## Direction
Search the material below for the word "profile". Copy every line that has it.

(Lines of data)
· · · · · · ·

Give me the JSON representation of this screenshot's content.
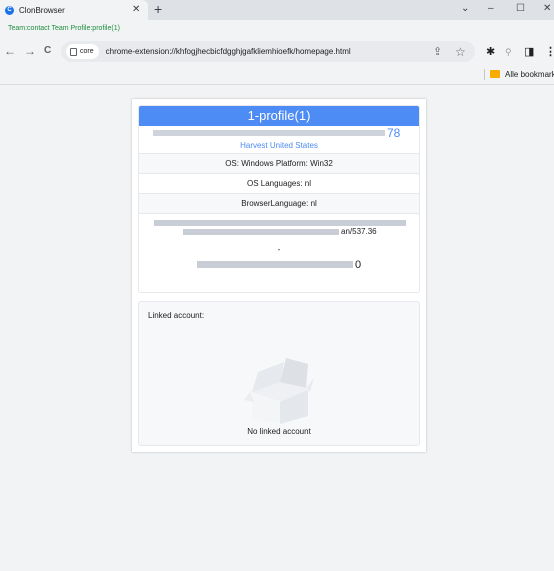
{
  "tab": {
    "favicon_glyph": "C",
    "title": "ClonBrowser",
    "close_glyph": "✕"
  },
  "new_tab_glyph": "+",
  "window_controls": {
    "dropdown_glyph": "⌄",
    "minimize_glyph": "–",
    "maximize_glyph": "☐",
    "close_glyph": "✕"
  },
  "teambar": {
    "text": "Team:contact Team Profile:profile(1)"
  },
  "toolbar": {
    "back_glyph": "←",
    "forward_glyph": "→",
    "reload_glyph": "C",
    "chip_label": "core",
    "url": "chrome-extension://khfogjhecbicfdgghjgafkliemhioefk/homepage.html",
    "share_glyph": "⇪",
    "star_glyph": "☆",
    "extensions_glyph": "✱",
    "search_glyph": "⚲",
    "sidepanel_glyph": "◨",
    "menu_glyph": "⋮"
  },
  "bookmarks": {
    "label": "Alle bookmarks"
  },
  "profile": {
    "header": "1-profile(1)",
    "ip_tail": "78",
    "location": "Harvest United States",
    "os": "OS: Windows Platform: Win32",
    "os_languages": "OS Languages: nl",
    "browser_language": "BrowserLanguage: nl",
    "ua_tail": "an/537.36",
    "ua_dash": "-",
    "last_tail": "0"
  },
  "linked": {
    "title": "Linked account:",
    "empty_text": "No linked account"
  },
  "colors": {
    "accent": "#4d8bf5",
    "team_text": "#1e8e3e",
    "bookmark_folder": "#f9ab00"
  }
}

· · · · · · ·

## Full answer
    "text": "Team:contact Team Profile:profile(1)"
  "profile": {
    "header": "1-profile(1)",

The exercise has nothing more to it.